• _Collection entries_
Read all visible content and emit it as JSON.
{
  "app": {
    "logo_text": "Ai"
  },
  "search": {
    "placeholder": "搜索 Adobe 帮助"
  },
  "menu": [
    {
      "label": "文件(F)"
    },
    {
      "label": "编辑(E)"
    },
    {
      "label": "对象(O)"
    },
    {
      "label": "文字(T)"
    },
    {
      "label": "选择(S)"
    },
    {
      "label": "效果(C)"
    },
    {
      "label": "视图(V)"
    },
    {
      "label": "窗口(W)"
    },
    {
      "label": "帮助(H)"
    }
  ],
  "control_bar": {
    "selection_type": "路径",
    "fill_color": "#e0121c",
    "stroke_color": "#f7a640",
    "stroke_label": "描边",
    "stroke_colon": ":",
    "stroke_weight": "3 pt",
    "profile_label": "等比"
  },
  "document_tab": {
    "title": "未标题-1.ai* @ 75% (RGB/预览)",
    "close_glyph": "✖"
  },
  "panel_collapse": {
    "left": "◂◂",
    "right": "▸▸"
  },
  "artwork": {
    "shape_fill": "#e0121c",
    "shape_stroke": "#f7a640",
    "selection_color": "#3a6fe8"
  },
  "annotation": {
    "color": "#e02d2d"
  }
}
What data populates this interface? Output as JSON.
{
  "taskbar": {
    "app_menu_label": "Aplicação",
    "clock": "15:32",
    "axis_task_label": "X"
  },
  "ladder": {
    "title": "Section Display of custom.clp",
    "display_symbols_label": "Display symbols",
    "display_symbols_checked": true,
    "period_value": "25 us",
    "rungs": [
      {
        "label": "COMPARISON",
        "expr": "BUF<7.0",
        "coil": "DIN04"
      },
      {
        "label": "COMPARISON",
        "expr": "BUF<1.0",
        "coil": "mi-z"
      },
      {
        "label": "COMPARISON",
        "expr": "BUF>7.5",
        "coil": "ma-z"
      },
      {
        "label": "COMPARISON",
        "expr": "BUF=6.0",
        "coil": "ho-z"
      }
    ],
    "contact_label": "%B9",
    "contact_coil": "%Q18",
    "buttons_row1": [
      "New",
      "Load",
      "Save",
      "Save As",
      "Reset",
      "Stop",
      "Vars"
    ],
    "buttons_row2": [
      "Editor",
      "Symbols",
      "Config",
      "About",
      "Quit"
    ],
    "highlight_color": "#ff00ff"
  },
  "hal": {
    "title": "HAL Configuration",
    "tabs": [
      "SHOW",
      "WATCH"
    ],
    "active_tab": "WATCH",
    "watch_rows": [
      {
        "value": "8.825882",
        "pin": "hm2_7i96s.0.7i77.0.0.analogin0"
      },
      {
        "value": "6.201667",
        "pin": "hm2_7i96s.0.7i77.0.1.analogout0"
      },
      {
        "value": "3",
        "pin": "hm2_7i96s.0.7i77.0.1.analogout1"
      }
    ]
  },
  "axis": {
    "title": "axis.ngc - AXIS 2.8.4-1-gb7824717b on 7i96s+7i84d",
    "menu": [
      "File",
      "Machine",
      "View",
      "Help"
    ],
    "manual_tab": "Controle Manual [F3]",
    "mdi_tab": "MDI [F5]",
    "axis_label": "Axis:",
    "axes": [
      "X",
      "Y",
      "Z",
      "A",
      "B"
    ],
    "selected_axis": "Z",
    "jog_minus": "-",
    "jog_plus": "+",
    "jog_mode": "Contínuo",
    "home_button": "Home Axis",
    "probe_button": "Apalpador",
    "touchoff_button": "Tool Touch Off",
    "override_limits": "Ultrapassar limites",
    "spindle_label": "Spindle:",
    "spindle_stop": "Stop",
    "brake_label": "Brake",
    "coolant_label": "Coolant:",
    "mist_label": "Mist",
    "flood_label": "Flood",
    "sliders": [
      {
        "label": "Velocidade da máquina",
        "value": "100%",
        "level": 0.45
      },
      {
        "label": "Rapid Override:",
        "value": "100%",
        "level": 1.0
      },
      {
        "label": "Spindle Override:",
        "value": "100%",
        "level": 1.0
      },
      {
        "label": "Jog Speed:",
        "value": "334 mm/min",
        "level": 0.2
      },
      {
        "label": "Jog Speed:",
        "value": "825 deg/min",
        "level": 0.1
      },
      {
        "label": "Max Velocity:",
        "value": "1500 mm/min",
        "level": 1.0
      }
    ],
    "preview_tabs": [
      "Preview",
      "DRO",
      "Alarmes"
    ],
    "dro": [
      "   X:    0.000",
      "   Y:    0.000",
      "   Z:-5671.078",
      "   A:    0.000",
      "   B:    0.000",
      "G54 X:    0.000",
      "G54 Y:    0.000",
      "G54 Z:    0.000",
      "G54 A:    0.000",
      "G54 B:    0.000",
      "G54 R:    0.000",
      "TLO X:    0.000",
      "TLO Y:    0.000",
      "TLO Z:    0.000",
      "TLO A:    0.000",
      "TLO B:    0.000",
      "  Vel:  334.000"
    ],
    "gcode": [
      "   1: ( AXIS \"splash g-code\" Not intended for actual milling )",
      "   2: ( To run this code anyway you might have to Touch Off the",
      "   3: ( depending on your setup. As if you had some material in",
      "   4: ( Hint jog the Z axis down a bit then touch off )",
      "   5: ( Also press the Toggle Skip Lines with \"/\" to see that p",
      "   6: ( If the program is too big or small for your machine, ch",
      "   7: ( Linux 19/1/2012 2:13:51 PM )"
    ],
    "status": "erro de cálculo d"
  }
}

• _WORK TO COMPLETE_
Copy out the whole listing exactly.

• _EXERCISE OUTPUT_
Read all visible content and emit it as JSON.
{
  "app": {
    "logo_text": "Ai"
  },
  "search": {
    "placeholder": "搜索 Adobe 帮助"
  },
  "menu": [
    {
      "label": "文件(F)"
    },
    {
      "label": "编辑(E)"
    },
    {
      "label": "对象(O)"
    },
    {
      "label": "文字(T)"
    },
    {
      "label": "选择(S)"
    },
    {
      "label": "效果(C)"
    },
    {
      "label": "视图(V)"
    },
    {
      "label": "窗口(W)"
    },
    {
      "label": "帮助(H)"
    }
  ],
  "control_bar": {
    "selection_type": "路径",
    "fill_color": "#e0121c",
    "stroke_color": "#f7a640",
    "stroke_label": "描边",
    "stroke_colon": ":",
    "stroke_weight": "3 pt",
    "profile_label": "等比"
  },
  "document_tab": {
    "title": "未标题-1.ai* @ 75% (RGB/预览)",
    "close_glyph": "✖"
  },
  "panel_collapse": {
    "left": "◂◂",
    "right": "▸▸"
  },
  "artwork": {
    "shape_fill": "#e0121c",
    "shape_stroke": "#f7a640",
    "selection_color": "#3a6fe8"
  },
  "annotation": {
    "color": "#e02d2d"
  }
}
What data populates this interface? Output as JSON.
{
  "taskbar": {
    "app_menu_label": "Aplicação",
    "clock": "15:32",
    "axis_task_label": "X"
  },
  "ladder": {
    "title": "Section Display of custom.clp",
    "display_symbols_label": "Display symbols",
    "display_symbols_checked": true,
    "period_value": "25 us",
    "rungs": [
      {
        "label": "COMPARISON",
        "expr": "BUF<7.0",
        "coil": "DIN04"
      },
      {
        "label": "COMPARISON",
        "expr": "BUF<1.0",
        "coil": "mi-z"
      },
      {
        "label": "COMPARISON",
        "expr": "BUF>7.5",
        "coil": "ma-z"
      },
      {
        "label": "COMPARISON",
        "expr": "BUF=6.0",
        "coil": "ho-z"
      }
    ],
    "contact_label": "%B9",
    "contact_coil": "%Q18",
    "buttons_row1": [
      "New",
      "Load",
      "Save",
      "Save As",
      "Reset",
      "Stop",
      "Vars"
    ],
    "buttons_row2": [
      "Editor",
      "Symbols",
      "Config",
      "About",
      "Quit"
    ],
    "highlight_color": "#ff00ff"
  },
  "hal": {
    "title": "HAL Configuration",
    "tabs": [
      "SHOW",
      "WATCH"
    ],
    "active_tab": "WATCH",
    "watch_rows": [
      {
        "value": "8.825882",
        "pin": "hm2_7i96s.0.7i77.0.0.analogin0"
      },
      {
        "value": "6.201667",
        "pin": "hm2_7i96s.0.7i77.0.1.analogout0"
      },
      {
        "value": "3",
        "pin": "hm2_7i96s.0.7i77.0.1.analogout1"
      }
    ]
  },
  "axis": {
    "title": "axis.ngc - AXIS 2.8.4-1-gb7824717b on 7i96s+7i84d",
    "menu": [
      "File",
      "Machine",
      "View",
      "Help"
    ],
    "manual_tab": "Controle Manual [F3]",
    "mdi_tab": "MDI [F5]",
    "axis_label": "Axis:",
    "axes": [
      "X",
      "Y",
      "Z",
      "A",
      "B"
    ],
    "selected_axis": "Z",
    "jog_minus": "-",
    "jog_plus": "+",
    "jog_mode": "Contínuo",
    "home_button": "Home Axis",
    "probe_button": "Apalpador",
    "touchoff_button": "Tool Touch Off",
    "override_limits": "Ultrapassar limites",
    "spindle_label": "Spindle:",
    "spindle_stop": "Stop",
    "brake_label": "Brake",
    "coolant_label": "Coolant:",
    "mist_label": "Mist",
    "flood_label": "Flood",
    "sliders": [
      {
        "label": "Velocidade da máquina",
        "value": "100%",
        "level": 0.45
      },
      {
        "label": "Rapid Override:",
        "value": "100%",
        "level": 1.0
      },
      {
        "label": "Spindle Override:",
        "value": "100%",
        "level": 1.0
      },
      {
        "label": "Jog Speed:",
        "value": "334 mm/min",
        "level": 0.2
      },
      {
        "label": "Jog Speed:",
        "value": "825 deg/min",
        "level": 0.1
      },
      {
        "label": "Max Velocity:",
        "value": "1500 mm/min",
        "level": 1.0
      }
    ],
    "preview_tabs": [
      "Preview",
      "DRO",
      "Alarmes"
    ],
    "dro": [
      "   X:    0.000",
      "   Y:    0.000",
      "   Z:-5671.078",
      "   A:    0.000",
      "   B:    0.000",
      "G54 X:    0.000",
      "G54 Y:    0.000",
      "G54 Z:    0.000",
      "G54 A:    0.000",
      "G54 B:    0.000",
      "G54 R:    0.000",
      "TLO X:    0.000",
      "TLO Y:    0.000",
      "TLO Z:    0.000",
      "TLO A:    0.000",
      "TLO B:    0.000",
      "  Vel:  334.000"
    ],
    "gcode": [
      "   1: ( AXIS \"splash g-code\" Not intended for actual milling )",
      "   2: ( To run this code anyway you might have to Touch Off the",
      "   3: ( depending on your setup. As if you had some material in",
      "   4: ( Hint jog the Z axis down a bit then touch off )",
      "   5: ( Also press the Toggle Skip Lines with \"/\" to see that p",
      "   6: ( If the program is too big or small for your machine, ch",
      "   7: ( Linux 19/1/2012 2:13:51 PM )"
    ],
    "status": "erro de cálculo d"
  }
}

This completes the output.